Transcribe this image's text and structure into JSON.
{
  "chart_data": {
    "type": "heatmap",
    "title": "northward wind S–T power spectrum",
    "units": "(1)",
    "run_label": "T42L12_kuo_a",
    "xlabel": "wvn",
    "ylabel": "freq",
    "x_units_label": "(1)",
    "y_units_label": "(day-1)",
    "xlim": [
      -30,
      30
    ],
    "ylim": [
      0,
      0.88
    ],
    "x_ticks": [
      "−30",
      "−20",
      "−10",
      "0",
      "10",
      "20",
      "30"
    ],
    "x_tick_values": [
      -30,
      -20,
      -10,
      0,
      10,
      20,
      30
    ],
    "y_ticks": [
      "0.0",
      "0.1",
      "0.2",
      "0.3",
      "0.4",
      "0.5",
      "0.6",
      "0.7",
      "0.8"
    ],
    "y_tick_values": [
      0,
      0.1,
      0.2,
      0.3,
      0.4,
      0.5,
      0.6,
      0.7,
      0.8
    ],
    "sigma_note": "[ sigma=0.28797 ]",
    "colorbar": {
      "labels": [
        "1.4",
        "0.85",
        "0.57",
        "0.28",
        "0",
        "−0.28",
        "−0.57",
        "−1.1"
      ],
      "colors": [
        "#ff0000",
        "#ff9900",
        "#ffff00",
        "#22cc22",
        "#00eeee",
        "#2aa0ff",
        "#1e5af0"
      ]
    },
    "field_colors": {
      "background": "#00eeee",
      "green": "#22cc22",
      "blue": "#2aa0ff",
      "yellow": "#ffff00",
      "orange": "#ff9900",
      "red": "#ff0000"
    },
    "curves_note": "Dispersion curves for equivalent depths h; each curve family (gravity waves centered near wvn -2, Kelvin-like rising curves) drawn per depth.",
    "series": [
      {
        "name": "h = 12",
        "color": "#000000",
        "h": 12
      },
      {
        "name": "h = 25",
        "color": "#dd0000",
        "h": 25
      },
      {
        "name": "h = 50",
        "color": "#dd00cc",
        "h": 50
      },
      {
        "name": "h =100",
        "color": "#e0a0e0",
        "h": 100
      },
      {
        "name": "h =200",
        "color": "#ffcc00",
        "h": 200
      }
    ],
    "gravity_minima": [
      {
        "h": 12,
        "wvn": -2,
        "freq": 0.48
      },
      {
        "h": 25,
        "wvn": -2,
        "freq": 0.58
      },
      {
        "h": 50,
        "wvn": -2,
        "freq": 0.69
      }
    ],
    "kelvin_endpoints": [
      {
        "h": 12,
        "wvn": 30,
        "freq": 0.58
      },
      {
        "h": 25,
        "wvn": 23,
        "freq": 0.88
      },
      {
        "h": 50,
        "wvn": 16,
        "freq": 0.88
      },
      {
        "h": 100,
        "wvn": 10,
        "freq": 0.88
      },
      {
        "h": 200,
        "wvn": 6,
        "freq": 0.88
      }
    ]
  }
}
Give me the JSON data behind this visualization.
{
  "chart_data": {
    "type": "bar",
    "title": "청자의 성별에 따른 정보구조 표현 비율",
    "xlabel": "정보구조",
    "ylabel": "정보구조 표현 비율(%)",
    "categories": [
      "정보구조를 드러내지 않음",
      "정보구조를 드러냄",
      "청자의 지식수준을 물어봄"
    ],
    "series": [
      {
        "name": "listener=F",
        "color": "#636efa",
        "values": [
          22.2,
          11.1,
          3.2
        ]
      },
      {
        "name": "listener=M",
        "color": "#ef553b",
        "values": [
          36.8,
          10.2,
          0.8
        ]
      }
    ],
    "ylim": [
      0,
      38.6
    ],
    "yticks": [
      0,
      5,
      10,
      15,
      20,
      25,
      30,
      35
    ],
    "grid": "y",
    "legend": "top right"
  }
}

+++++

Set exercise >> Which lines contain the word "this"? Copy each one.

Written reply >>
Transcribe this image's text and structure into JSON.
Give me the JSON data behind this visualization.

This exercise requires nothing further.